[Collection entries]
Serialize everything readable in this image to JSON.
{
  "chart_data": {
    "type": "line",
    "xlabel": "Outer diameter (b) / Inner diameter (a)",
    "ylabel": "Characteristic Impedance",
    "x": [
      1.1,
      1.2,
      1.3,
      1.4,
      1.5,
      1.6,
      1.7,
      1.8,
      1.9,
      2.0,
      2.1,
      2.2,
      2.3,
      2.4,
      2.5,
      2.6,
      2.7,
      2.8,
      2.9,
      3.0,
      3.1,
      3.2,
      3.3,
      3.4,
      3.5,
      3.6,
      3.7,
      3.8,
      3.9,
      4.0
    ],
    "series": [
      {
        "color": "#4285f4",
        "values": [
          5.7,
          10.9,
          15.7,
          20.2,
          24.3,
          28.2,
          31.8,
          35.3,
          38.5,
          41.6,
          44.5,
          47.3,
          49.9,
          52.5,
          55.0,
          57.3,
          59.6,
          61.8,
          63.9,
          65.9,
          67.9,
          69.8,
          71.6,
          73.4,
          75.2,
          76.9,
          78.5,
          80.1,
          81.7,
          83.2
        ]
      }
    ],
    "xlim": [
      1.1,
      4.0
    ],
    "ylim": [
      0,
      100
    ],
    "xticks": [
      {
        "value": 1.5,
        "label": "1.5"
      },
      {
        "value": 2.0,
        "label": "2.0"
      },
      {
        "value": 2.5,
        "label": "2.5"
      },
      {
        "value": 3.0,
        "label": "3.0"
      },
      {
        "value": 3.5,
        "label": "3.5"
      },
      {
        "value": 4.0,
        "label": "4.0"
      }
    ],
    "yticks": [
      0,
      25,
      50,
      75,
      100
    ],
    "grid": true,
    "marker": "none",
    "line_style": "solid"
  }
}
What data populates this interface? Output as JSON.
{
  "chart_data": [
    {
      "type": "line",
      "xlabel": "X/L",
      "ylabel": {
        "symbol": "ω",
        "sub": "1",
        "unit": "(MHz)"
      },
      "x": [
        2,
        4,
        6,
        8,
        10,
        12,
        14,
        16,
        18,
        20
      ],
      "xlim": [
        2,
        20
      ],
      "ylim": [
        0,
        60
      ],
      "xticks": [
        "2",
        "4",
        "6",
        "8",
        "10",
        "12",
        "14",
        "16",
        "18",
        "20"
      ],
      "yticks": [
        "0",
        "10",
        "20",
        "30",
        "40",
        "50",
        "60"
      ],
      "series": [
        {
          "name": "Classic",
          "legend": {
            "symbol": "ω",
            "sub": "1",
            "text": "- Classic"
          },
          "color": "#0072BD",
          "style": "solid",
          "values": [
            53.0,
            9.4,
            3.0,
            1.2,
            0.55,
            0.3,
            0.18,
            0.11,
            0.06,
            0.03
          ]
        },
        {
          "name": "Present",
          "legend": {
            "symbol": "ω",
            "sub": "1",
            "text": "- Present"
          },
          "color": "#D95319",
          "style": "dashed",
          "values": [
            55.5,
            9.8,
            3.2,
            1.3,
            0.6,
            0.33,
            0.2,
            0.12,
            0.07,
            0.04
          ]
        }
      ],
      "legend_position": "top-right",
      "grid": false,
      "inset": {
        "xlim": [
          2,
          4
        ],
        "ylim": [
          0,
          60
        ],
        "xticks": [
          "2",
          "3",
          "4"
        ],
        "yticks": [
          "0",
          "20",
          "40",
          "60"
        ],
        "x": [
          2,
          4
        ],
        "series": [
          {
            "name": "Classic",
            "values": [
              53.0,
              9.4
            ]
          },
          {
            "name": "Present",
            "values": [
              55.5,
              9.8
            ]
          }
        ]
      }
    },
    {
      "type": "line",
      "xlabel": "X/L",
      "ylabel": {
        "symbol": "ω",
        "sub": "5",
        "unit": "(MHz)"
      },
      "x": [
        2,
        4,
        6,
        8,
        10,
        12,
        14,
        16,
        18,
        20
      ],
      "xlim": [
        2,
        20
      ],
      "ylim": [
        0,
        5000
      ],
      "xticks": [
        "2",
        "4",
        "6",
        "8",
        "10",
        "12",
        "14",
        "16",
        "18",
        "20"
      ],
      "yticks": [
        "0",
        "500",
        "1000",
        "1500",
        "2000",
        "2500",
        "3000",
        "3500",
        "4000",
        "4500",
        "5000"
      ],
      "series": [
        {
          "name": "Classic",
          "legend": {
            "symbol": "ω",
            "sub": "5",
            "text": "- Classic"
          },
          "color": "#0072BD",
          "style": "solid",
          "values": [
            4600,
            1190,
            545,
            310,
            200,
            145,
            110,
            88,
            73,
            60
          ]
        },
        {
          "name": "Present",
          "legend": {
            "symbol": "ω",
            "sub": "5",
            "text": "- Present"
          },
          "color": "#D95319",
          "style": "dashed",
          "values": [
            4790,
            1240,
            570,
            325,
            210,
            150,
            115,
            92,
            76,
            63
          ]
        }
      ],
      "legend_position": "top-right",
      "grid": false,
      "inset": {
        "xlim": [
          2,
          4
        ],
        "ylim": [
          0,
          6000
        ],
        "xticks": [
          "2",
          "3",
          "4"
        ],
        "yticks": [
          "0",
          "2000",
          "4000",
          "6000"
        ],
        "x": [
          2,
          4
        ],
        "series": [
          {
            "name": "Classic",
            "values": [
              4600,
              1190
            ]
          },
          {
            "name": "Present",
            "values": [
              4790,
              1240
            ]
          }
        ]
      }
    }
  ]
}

• TO DO: Copy every line of the material in which the word "this" occurs.

• THE COMPLETED TASK:
Serialize everything readable in this image to JSON.
What data populates this interface? Output as JSON.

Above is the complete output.